─── Records shown ───

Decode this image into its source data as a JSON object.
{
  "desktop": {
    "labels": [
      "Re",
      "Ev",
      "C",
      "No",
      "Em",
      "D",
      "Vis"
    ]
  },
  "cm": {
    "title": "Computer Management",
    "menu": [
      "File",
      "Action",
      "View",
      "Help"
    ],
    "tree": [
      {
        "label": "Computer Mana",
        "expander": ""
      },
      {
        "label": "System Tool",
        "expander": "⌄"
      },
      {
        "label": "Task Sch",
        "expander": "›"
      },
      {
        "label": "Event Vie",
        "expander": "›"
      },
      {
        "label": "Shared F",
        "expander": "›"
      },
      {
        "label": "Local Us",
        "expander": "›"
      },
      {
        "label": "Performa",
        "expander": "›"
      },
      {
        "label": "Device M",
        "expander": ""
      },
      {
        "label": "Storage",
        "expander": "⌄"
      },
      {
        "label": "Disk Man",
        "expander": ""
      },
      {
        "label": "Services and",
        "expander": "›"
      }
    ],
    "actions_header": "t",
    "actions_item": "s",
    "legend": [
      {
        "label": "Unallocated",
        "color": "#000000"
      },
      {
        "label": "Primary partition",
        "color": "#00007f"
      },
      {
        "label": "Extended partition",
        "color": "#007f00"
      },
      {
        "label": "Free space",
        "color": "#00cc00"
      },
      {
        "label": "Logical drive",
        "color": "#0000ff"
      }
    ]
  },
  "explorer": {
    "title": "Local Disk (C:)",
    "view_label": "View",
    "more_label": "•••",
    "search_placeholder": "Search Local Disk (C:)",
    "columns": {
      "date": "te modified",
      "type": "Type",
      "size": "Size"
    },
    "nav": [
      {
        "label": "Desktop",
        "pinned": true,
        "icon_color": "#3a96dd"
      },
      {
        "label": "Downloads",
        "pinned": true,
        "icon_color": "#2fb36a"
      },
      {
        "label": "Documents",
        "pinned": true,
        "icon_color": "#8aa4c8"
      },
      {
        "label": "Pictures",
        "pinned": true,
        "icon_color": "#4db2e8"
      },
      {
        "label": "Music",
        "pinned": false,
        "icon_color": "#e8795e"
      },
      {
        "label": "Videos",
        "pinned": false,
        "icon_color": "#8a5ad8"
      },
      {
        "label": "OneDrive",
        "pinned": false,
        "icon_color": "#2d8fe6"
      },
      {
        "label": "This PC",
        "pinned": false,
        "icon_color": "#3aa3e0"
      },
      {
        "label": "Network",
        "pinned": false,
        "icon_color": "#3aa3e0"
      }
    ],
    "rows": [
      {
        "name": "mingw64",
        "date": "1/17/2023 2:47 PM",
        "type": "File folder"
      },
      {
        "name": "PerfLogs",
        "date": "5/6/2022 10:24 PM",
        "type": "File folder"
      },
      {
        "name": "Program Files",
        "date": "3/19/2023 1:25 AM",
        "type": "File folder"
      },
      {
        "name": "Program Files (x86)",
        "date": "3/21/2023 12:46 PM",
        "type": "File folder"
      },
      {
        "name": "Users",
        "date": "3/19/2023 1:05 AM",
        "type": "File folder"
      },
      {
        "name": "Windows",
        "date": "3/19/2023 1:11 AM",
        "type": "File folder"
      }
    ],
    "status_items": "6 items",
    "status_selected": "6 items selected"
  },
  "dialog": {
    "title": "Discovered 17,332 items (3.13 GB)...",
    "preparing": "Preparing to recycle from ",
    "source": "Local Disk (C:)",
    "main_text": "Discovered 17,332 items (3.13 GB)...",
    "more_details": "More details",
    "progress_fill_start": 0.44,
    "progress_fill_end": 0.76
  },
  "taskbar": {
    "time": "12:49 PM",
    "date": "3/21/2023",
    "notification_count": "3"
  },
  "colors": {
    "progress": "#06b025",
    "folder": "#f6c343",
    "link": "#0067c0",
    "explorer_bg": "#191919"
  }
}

───

To do: Using the entries above, return each line in which the word "Discovered" occurs.

Written solution:
    "title": "Discovered 17,332 items (3.13 GB)...",
    "main_text": "Discovered 17,332 items (3.13 GB)...",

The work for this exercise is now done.